What is being asked
Reproduce the listing below without any change.

Recorded information

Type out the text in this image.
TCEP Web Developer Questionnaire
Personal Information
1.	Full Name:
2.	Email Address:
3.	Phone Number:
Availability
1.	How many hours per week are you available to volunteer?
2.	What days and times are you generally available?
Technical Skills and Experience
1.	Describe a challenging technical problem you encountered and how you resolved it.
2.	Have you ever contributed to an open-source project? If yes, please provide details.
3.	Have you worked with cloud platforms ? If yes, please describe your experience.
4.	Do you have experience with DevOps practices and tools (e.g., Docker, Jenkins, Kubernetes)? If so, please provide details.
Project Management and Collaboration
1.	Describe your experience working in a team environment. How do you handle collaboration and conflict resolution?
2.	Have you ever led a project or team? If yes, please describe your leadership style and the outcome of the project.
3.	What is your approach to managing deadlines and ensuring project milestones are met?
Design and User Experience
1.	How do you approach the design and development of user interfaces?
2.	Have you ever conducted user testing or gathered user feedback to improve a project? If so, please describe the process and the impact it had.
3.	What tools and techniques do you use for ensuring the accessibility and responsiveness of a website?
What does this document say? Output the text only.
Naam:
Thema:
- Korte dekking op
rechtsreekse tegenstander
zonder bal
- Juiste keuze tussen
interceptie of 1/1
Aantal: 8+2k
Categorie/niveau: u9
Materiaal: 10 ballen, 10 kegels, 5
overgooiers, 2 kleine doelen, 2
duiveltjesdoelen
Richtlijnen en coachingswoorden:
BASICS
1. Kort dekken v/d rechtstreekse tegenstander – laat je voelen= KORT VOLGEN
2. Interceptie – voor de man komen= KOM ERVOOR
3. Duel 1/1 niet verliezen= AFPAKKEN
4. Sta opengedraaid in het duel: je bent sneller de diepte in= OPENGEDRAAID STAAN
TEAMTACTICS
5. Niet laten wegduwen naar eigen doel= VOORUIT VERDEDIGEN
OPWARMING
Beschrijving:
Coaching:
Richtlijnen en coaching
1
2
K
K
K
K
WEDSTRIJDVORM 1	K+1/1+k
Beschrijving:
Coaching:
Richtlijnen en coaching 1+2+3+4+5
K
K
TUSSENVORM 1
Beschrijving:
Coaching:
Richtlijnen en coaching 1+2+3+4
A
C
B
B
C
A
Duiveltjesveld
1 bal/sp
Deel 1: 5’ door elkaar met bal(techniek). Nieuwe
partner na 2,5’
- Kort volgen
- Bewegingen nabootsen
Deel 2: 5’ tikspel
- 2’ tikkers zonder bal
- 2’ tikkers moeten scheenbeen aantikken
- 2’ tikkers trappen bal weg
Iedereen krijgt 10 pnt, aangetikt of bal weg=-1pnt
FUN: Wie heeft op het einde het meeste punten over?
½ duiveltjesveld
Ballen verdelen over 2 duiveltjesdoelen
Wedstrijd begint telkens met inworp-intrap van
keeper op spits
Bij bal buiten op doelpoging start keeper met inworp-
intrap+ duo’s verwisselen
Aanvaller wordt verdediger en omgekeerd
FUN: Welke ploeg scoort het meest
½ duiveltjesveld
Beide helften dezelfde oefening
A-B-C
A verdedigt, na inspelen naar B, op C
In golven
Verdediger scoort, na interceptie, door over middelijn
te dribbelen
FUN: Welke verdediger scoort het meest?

Result of the exercise
Type out the text in this image.
TCEP Web Developer Questionnaire
Personal Information
1.	Full Name:
2.	Email Address:
3.	Phone Number:
Availability
1.	How many hours per week are you available to volunteer?
2.	What days and times are you generally available?
Technical Skills and Experience
1.	Describe a challenging technical problem you encountered and how you resolved it.
2.	Have you ever contributed to an open-source project? If yes, please provide details.
3.	Have you worked with cloud platforms ? If yes, please describe your experience.
4.	Do you have experience with DevOps practices and tools (e.g., Docker, Jenkins, Kubernetes)? If so, please provide details.
Project Management and Collaboration
1.	Describe your experience working in a team environment. How do you handle collaboration and conflict resolution?
2.	Have you ever led a project or team? If yes, please describe your leadership style and the outcome of the project.
3.	What is your approach to managing deadlines and ensuring project milestones are met?
Design and User Experience
1.	How do you approach the design and development of user interfaces?
2.	Have you ever conducted user testing or gathered user feedback to improve a project? If so, please describe the process and the impact it had.
3.	What tools and techniques do you use for ensuring the accessibility and responsiveness of a website?
What does this document say? Output the text only.
Naam:
Thema:
- Korte dekking op
rechtsreekse tegenstander
zonder bal
- Juiste keuze tussen
interceptie of 1/1
Aantal: 8+2k
Categorie/niveau: u9
Materiaal: 10 ballen, 10 kegels, 5
overgooiers, 2 kleine doelen, 2
duiveltjesdoelen
Richtlijnen en coachingswoorden:
BASICS
1. Kort dekken v/d rechtstreekse tegenstander – laat je voelen= KORT VOLGEN
2. Interceptie – voor de man komen= KOM ERVOOR
3. Duel 1/1 niet verliezen= AFPAKKEN
4. Sta opengedraaid in het duel: je bent sneller de diepte in= OPENGEDRAAID STAAN
TEAMTACTICS
5. Niet laten wegduwen naar eigen doel= VOORUIT VERDEDIGEN
OPWARMING
Beschrijving:
Coaching:
Richtlijnen en coaching
1
2
K
K
K
K
WEDSTRIJDVORM 1	K+1/1+k
Beschrijving:
Coaching:
Richtlijnen en coaching 1+2+3+4+5
K
K
TUSSENVORM 1
Beschrijving:
Coaching:
Richtlijnen en coaching 1+2+3+4
A
C
B
B
C
A
Duiveltjesveld
1 bal/sp
Deel 1: 5’ door elkaar met bal(techniek). Nieuwe
partner na 2,5’
- Kort volgen
- Bewegingen nabootsen
Deel 2: 5’ tikspel
- 2’ tikkers zonder bal
- 2’ tikkers moeten scheenbeen aantikken
- 2’ tikkers trappen bal weg
Iedereen krijgt 10 pnt, aangetikt of bal weg=-1pnt
FUN: Wie heeft op het einde het meeste punten over?
½ duiveltjesveld
Ballen verdelen over 2 duiveltjesdoelen
Wedstrijd begint telkens met inworp-intrap van
keeper op spits
Bij bal buiten op doelpoging start keeper met inworp-
intrap+ duo’s verwisselen
Aanvaller wordt verdediger en omgekeerd
FUN: Welke ploeg scoort het meest
½ duiveltjesveld
Beide helften dezelfde oefening
A-B-C
A verdedigt, na inspelen naar B, op C
In golven
Verdediger scoort, na interceptie, door over middelijn
te dribbelen
FUN: Welke verdediger scoort het meest?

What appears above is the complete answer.